Brief: Exactly reproduce each line of the listing that follows.

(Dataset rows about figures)

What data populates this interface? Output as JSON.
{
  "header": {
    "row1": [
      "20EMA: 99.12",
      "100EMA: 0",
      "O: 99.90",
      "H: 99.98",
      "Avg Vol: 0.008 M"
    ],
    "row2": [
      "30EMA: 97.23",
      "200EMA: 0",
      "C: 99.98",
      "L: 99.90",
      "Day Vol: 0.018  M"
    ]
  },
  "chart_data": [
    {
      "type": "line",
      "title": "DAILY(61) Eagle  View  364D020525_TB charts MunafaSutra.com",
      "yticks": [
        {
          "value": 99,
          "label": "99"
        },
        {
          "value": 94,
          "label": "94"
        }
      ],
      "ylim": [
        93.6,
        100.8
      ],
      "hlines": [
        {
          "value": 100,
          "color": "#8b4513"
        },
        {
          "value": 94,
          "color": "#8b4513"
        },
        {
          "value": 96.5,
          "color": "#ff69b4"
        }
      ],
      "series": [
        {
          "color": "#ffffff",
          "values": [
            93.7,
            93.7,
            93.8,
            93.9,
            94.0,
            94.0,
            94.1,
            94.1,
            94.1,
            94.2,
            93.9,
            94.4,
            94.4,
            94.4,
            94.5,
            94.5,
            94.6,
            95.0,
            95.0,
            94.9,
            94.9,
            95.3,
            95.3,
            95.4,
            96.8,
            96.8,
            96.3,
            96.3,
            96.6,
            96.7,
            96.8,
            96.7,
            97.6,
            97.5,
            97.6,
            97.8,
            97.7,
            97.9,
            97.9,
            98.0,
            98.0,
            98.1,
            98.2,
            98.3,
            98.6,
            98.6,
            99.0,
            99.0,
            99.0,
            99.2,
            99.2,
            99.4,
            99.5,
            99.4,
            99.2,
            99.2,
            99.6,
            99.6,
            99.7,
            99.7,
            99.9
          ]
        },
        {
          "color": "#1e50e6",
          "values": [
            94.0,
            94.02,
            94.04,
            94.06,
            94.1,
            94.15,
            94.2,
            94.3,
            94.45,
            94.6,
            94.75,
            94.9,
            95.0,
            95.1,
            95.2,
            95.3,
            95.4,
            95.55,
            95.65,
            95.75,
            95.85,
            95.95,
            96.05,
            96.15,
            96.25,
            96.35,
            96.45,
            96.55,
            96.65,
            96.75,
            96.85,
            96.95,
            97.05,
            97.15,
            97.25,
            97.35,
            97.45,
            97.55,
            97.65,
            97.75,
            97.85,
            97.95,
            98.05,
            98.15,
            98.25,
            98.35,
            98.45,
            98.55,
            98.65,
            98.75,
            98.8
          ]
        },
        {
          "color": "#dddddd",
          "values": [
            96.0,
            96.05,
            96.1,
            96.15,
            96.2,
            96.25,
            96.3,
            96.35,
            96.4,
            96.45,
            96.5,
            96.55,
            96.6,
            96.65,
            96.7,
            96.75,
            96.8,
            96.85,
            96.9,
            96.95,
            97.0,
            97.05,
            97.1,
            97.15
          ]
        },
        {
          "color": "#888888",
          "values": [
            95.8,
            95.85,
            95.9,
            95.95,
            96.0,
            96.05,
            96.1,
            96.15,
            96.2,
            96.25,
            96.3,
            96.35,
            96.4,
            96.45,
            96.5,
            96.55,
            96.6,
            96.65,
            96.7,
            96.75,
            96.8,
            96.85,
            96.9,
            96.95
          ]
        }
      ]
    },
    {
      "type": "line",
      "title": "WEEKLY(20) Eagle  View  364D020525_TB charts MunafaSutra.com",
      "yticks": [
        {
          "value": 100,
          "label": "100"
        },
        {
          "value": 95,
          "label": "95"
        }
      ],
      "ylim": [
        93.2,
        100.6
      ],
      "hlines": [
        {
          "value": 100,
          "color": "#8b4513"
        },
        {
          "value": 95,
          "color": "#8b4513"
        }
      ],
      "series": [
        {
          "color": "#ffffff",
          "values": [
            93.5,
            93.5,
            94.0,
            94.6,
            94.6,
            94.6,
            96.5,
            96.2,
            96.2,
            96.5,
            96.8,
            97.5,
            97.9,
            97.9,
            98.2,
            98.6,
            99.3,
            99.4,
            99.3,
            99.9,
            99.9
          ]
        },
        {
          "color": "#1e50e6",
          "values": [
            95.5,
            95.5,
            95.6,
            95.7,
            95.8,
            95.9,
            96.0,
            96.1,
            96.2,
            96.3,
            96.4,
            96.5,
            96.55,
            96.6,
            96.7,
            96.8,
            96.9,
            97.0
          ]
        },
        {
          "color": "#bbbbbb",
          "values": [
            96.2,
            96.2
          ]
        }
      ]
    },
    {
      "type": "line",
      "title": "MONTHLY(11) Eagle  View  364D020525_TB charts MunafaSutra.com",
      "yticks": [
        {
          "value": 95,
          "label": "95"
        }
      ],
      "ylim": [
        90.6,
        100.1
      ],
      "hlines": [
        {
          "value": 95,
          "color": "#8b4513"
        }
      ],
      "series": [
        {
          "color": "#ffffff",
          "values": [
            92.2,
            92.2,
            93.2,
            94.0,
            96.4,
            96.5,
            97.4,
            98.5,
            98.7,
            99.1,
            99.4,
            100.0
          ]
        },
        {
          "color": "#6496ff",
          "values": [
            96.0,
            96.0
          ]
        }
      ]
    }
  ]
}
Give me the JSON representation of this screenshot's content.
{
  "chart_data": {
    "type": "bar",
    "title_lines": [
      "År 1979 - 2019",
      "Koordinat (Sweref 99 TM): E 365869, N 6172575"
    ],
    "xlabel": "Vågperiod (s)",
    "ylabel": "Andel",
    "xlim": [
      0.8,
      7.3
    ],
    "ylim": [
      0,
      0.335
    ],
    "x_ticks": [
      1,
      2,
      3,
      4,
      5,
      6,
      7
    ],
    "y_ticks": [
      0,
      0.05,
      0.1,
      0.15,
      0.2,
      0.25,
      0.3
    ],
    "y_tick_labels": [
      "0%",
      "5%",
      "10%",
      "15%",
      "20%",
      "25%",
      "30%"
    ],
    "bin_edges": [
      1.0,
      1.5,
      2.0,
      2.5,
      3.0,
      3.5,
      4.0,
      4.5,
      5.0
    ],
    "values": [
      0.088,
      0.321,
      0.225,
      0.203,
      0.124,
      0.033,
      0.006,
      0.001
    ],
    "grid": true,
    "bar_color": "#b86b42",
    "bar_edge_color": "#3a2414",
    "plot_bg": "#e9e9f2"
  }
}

The result:
What data populates this interface? Output as JSON.
{
  "header": {
    "row1": [
      "20EMA: 99.12",
      "100EMA: 0",
      "O: 99.90",
      "H: 99.98",
      "Avg Vol: 0.008 M"
    ],
    "row2": [
      "30EMA: 97.23",
      "200EMA: 0",
      "C: 99.98",
      "L: 99.90",
      "Day Vol: 0.018  M"
    ]
  },
  "chart_data": [
    {
      "type": "line",
      "title": "DAILY(61) Eagle  View  364D020525_TB charts MunafaSutra.com",
      "yticks": [
        {
          "value": 99,
          "label": "99"
        },
        {
          "value": 94,
          "label": "94"
        }
      ],
      "ylim": [
        93.6,
        100.8
      ],
      "hlines": [
        {
          "value": 100,
          "color": "#8b4513"
        },
        {
          "value": 94,
          "color": "#8b4513"
        },
        {
          "value": 96.5,
          "color": "#ff69b4"
        }
      ],
      "series": [
        {
          "color": "#ffffff",
          "values": [
            93.7,
            93.7,
            93.8,
            93.9,
            94.0,
            94.0,
            94.1,
            94.1,
            94.1,
            94.2,
            93.9,
            94.4,
            94.4,
            94.4,
            94.5,
            94.5,
            94.6,
            95.0,
            95.0,
            94.9,
            94.9,
            95.3,
            95.3,
            95.4,
            96.8,
            96.8,
            96.3,
            96.3,
            96.6,
            96.7,
            96.8,
            96.7,
            97.6,
            97.5,
            97.6,
            97.8,
            97.7,
            97.9,
            97.9,
            98.0,
            98.0,
            98.1,
            98.2,
            98.3,
            98.6,
            98.6,
            99.0,
            99.0,
            99.0,
            99.2,
            99.2,
            99.4,
            99.5,
            99.4,
            99.2,
            99.2,
            99.6,
            99.6,
            99.7,
            99.7,
            99.9
          ]
        },
        {
          "color": "#1e50e6",
          "values": [
            94.0,
            94.02,
            94.04,
            94.06,
            94.1,
            94.15,
            94.2,
            94.3,
            94.45,
            94.6,
            94.75,
            94.9,
            95.0,
            95.1,
            95.2,
            95.3,
            95.4,
            95.55,
            95.65,
            95.75,
            95.85,
            95.95,
            96.05,
            96.15,
            96.25,
            96.35,
            96.45,
            96.55,
            96.65,
            96.75,
            96.85,
            96.95,
            97.05,
            97.15,
            97.25,
            97.35,
            97.45,
            97.55,
            97.65,
            97.75,
            97.85,
            97.95,
            98.05,
            98.15,
            98.25,
            98.35,
            98.45,
            98.55,
            98.65,
            98.75,
            98.8
          ]
        },
        {
          "color": "#dddddd",
          "values": [
            96.0,
            96.05,
            96.1,
            96.15,
            96.2,
            96.25,
            96.3,
            96.35,
            96.4,
            96.45,
            96.5,
            96.55,
            96.6,
            96.65,
            96.7,
            96.75,
            96.8,
            96.85,
            96.9,
            96.95,
            97.0,
            97.05,
            97.1,
            97.15
          ]
        },
        {
          "color": "#888888",
          "values": [
            95.8,
            95.85,
            95.9,
            95.95,
            96.0,
            96.05,
            96.1,
            96.15,
            96.2,
            96.25,
            96.3,
            96.35,
            96.4,
            96.45,
            96.5,
            96.55,
            96.6,
            96.65,
            96.7,
            96.75,
            96.8,
            96.85,
            96.9,
            96.95
          ]
        }
      ]
    },
    {
      "type": "line",
      "title": "WEEKLY(20) Eagle  View  364D020525_TB charts MunafaSutra.com",
      "yticks": [
        {
          "value": 100,
          "label": "100"
        },
        {
          "value": 95,
          "label": "95"
        }
      ],
      "ylim": [
        93.2,
        100.6
      ],
      "hlines": [
        {
          "value": 100,
          "color": "#8b4513"
        },
        {
          "value": 95,
          "color": "#8b4513"
        }
      ],
      "series": [
        {
          "color": "#ffffff",
          "values": [
            93.5,
            93.5,
            94.0,
            94.6,
            94.6,
            94.6,
            96.5,
            96.2,
            96.2,
            96.5,
            96.8,
            97.5,
            97.9,
            97.9,
            98.2,
            98.6,
            99.3,
            99.4,
            99.3,
            99.9,
            99.9
          ]
        },
        {
          "color": "#1e50e6",
          "values": [
            95.5,
            95.5,
            95.6,
            95.7,
            95.8,
            95.9,
            96.0,
            96.1,
            96.2,
            96.3,
            96.4,
            96.5,
            96.55,
            96.6,
            96.7,
            96.8,
            96.9,
            97.0
          ]
        },
        {
          "color": "#bbbbbb",
          "values": [
            96.2,
            96.2
          ]
        }
      ]
    },
    {
      "type": "line",
      "title": "MONTHLY(11) Eagle  View  364D020525_TB charts MunafaSutra.com",
      "yticks": [
        {
          "value": 95,
          "label": "95"
        }
      ],
      "ylim": [
        90.6,
        100.1
      ],
      "hlines": [
        {
          "value": 95,
          "color": "#8b4513"
        }
      ],
      "series": [
        {
          "color": "#ffffff",
          "values": [
            92.2,
            92.2,
            93.2,
            94.0,
            96.4,
            96.5,
            97.4,
            98.5,
            98.7,
            99.1,
            99.4,
            100.0
          ]
        },
        {
          "color": "#6496ff",
          "values": [
            96.0,
            96.0
          ]
        }
      ]
    }
  ]
}
Give me the JSON representation of this screenshot's content.
{
  "chart_data": {
    "type": "bar",
    "title_lines": [
      "År 1979 - 2019",
      "Koordinat (Sweref 99 TM): E 365869, N 6172575"
    ],
    "xlabel": "Vågperiod (s)",
    "ylabel": "Andel",
    "xlim": [
      0.8,
      7.3
    ],
    "ylim": [
      0,
      0.335
    ],
    "x_ticks": [
      1,
      2,
      3,
      4,
      5,
      6,
      7
    ],
    "y_ticks": [
      0,
      0.05,
      0.1,
      0.15,
      0.2,
      0.25,
      0.3
    ],
    "y_tick_labels": [
      "0%",
      "5%",
      "10%",
      "15%",
      "20%",
      "25%",
      "30%"
    ],
    "bin_edges": [
      1.0,
      1.5,
      2.0,
      2.5,
      3.0,
      3.5,
      4.0,
      4.5,
      5.0
    ],
    "values": [
      0.088,
      0.321,
      0.225,
      0.203,
      0.124,
      0.033,
      0.006,
      0.001
    ],
    "grid": true,
    "bar_color": "#b86b42",
    "bar_edge_color": "#3a2414",
    "plot_bg": "#e9e9f2"
  }
}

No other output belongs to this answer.